**Testo estratto:**
Una sommossa popolare provocata dal partito democratico determinò la cacciata da Crotone dei Pitagorici e l’instaurarsi di varie comunità pitagoriche nel mondo ellenico e nella Magna Grecia. Fra le più celebri quella di Archita di Taranto, vissuto nel IV secolo, uomo di straordinaria vastità e modernità di interessi, ricordato come tale da Platone nella VII Epistola. Ma ancora più importante quella che Filolao di Crotone fondò a Tebe nella seconda metà del V secolo, cui si deve la conoscenza dei contenuti della filosofia pitagorica, avendo egli contravvenuto al divieto di scrivere, sicché ci sono pervenuti vari frammenti che, potendoli raffrontare con quanto riferisce Aristotele sui principi pitagorici (oltre che con svariati riferimenti che si ritrovano in vari autori dell’antichità greca e latina), costituiscono la base principale per ricostruire la dottrina di Pitagora.


La dottrina pitagorica
Secondo questa dottrina i numeri sono il principio di tutte le cose. Essi esprimono la chiave senza la quale nulla sarebbe possibile pensare né conoscere.
Ogni numero, quale insieme finito di più unità, è un costituente fisico elementare delle cose ed obbedisce ad una legge, che potremmo definire dualistico-oppositiva, allo stesso tempo legge di formazione dei numeri e legge di formazione delle cose. L’opposta struttura dei numeri dispari e di quelli pari, infatti, rivela un’antitesi che può assumersi a principio di una serie di altre nove opposizioni che spezzano il mondo in due: limitato-illimitato; uno-molti; destra-sinistra; maschio-femmina; luce-tenebre; buono-cattivo; immobile-mobile; retto-curvo; quadrato-rettangolo. In tali opposizioni coesistono carattere fisico e carattere morale, in una molteplicità di significati che conferiscono ad alcuni numeri valore magico-simbolico. La contemplazione dei numeri costituisce un passaggio essenziale della purificazione che, per quanto si dirà più avanti, formava il fine principale dell’insegnamento pitagorico.

[Elenchi di elementi annotati]

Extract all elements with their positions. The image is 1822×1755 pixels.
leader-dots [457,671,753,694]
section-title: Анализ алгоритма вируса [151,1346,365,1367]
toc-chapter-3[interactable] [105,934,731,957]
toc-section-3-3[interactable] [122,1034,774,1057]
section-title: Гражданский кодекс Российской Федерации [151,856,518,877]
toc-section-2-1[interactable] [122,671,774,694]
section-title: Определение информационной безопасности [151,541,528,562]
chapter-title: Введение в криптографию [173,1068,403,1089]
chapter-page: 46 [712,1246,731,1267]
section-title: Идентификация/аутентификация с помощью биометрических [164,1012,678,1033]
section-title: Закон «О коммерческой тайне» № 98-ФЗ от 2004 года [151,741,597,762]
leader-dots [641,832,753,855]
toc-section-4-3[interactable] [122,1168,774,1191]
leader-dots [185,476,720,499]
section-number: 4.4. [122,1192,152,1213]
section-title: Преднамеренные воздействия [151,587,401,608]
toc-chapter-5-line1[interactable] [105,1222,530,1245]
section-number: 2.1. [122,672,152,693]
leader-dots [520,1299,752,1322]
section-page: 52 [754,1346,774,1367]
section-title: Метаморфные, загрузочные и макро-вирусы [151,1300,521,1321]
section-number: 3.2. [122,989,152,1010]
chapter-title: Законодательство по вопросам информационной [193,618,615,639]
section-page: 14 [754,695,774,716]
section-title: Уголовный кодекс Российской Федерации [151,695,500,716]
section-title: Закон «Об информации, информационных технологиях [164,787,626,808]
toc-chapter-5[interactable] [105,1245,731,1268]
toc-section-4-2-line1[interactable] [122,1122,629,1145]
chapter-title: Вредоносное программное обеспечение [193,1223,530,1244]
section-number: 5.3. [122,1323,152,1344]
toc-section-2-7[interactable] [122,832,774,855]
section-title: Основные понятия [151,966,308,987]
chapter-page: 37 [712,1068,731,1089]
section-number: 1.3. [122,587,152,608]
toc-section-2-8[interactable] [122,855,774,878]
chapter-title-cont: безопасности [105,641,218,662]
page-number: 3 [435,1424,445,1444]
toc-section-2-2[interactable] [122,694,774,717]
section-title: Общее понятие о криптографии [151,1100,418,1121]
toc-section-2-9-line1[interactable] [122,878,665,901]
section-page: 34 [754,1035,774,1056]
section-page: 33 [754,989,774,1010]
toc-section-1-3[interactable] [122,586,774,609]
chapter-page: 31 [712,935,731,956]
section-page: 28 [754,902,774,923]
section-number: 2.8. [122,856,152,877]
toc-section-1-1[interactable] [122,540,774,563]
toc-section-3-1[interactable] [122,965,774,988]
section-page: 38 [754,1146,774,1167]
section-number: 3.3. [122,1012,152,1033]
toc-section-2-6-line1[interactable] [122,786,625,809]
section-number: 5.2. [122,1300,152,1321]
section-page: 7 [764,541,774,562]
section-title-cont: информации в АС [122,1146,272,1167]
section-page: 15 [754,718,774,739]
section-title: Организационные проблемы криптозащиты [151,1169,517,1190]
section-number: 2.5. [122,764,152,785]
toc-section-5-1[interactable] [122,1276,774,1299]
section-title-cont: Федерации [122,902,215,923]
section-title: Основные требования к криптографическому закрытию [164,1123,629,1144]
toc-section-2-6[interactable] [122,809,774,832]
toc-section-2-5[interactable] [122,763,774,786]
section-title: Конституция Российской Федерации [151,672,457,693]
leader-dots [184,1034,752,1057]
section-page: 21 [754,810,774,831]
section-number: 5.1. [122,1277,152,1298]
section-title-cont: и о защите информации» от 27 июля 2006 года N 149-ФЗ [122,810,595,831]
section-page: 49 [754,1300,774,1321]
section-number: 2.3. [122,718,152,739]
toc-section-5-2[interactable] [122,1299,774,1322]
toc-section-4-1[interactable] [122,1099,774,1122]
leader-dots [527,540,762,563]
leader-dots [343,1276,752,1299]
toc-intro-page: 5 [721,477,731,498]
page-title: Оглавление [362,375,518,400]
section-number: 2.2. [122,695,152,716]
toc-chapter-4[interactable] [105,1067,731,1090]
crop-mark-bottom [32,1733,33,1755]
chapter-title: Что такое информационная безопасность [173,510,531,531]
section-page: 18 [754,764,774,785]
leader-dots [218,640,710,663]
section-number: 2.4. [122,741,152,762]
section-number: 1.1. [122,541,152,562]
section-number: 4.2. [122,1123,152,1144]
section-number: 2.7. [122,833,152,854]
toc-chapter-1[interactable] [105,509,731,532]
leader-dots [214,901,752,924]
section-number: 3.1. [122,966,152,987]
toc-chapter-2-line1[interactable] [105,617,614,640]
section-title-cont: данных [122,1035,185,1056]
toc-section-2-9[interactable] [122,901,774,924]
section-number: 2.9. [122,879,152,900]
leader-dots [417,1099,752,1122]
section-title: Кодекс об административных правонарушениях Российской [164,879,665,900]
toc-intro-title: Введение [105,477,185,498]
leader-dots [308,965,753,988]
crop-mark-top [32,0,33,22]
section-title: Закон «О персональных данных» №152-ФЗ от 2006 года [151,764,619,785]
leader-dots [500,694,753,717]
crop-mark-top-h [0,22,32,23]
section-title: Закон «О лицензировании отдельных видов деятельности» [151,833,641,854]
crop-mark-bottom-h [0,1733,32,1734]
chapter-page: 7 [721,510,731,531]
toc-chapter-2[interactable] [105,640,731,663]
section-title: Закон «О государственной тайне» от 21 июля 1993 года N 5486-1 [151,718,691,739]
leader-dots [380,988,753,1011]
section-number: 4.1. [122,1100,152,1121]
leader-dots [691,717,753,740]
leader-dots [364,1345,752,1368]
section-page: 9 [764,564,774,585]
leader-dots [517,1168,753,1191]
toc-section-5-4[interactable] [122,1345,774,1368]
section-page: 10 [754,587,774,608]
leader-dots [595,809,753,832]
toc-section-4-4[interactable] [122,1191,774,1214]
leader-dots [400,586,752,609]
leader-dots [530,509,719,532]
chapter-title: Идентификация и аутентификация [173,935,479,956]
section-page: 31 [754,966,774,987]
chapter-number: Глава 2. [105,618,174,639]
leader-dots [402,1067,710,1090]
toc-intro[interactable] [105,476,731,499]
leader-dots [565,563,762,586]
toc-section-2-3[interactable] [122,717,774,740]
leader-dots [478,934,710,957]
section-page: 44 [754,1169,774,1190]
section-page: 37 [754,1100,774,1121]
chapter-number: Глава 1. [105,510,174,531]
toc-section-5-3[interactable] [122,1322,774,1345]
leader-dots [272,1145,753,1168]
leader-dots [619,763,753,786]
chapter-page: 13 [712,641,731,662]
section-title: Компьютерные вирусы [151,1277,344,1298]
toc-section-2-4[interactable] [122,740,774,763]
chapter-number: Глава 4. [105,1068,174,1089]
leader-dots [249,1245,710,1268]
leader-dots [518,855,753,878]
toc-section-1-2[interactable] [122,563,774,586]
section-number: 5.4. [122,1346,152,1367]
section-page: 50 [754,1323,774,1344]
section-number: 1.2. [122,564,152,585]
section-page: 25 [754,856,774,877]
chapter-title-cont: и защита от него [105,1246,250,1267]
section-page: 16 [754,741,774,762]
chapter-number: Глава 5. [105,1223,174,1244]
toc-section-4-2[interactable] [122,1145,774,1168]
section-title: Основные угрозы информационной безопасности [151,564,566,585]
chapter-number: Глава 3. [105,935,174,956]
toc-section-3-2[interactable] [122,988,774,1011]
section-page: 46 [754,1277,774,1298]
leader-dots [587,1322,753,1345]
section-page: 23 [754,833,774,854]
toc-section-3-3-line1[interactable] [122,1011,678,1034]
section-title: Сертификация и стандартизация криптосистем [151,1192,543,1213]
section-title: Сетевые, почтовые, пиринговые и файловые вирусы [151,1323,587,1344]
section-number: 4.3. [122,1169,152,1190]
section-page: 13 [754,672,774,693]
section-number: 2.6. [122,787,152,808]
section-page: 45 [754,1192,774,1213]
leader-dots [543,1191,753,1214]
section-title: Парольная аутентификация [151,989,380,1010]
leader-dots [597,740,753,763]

**Il compito:**
Trascrivi parola per parola il testo sulla dottrina pitagorica da "La dottrina pitagorica" a "pensare né conoscere.". I dati non sono necessari per svolgere l'esercizio.

**Risposta all'esercizio:**
La dottrina pitagorica
Secondo questa dottrina i numeri sono il principio di tutte le cose. Essi esprimono la chiave senza la quale nulla sarebbe possibile pensare né conoscere.